* _Task statement_:
Repeat each entry in full, exactly.

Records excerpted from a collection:
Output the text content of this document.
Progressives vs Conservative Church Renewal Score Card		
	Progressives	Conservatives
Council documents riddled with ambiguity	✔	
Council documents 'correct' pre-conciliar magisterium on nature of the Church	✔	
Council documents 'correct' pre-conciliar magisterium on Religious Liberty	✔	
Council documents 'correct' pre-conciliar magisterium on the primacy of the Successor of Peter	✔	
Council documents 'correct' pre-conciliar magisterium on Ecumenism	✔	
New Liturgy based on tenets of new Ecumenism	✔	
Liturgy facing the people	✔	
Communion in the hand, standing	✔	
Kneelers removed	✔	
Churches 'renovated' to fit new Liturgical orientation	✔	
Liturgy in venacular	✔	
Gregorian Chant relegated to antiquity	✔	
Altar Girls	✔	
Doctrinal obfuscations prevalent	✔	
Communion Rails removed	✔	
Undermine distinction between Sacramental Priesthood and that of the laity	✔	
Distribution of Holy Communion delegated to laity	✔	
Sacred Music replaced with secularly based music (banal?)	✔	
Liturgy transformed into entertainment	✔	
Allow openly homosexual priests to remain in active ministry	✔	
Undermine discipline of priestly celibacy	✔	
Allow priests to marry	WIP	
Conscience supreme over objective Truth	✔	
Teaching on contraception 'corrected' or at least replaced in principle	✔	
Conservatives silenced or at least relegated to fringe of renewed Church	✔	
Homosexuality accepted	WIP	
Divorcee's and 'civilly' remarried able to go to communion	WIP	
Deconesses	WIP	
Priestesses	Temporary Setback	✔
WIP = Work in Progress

* _Solution to the exercise_:
Output the text content of this document.
Progressives vs Conservative Church Renewal Score Card		
	Progressives	Conservatives
Council documents riddled with ambiguity	✔	
Council documents 'correct' pre-conciliar magisterium on nature of the Church	✔	
Council documents 'correct' pre-conciliar magisterium on Religious Liberty	✔	
Council documents 'correct' pre-conciliar magisterium on the primacy of the Successor of Peter	✔	
Council documents 'correct' pre-conciliar magisterium on Ecumenism	✔	
New Liturgy based on tenets of new Ecumenism	✔	
Liturgy facing the people	✔	
Communion in the hand, standing	✔	
Kneelers removed	✔	
Churches 'renovated' to fit new Liturgical orientation	✔	
Liturgy in venacular	✔	
Gregorian Chant relegated to antiquity	✔	
Altar Girls	✔	
Doctrinal obfuscations prevalent	✔	
Communion Rails removed	✔	
Undermine distinction between Sacramental Priesthood and that of the laity	✔	
Distribution of Holy Communion delegated to laity	✔	
Sacred Music replaced with secularly based music (banal?)	✔	
Liturgy transformed into entertainment	✔	
Allow openly homosexual priests to remain in active ministry	✔	
Undermine discipline of priestly celibacy	✔	
Allow priests to marry	WIP	
Conscience supreme over objective Truth	✔	
Teaching on contraception 'corrected' or at least replaced in principle	✔	
Conservatives silenced or at least relegated to fringe of renewed Church	✔	
Homosexuality accepted	WIP	
Divorcee's and 'civilly' remarried able to go to communion	WIP	
Deconesses	WIP	
Priestesses	Temporary Setback	✔
WIP = Work in Progress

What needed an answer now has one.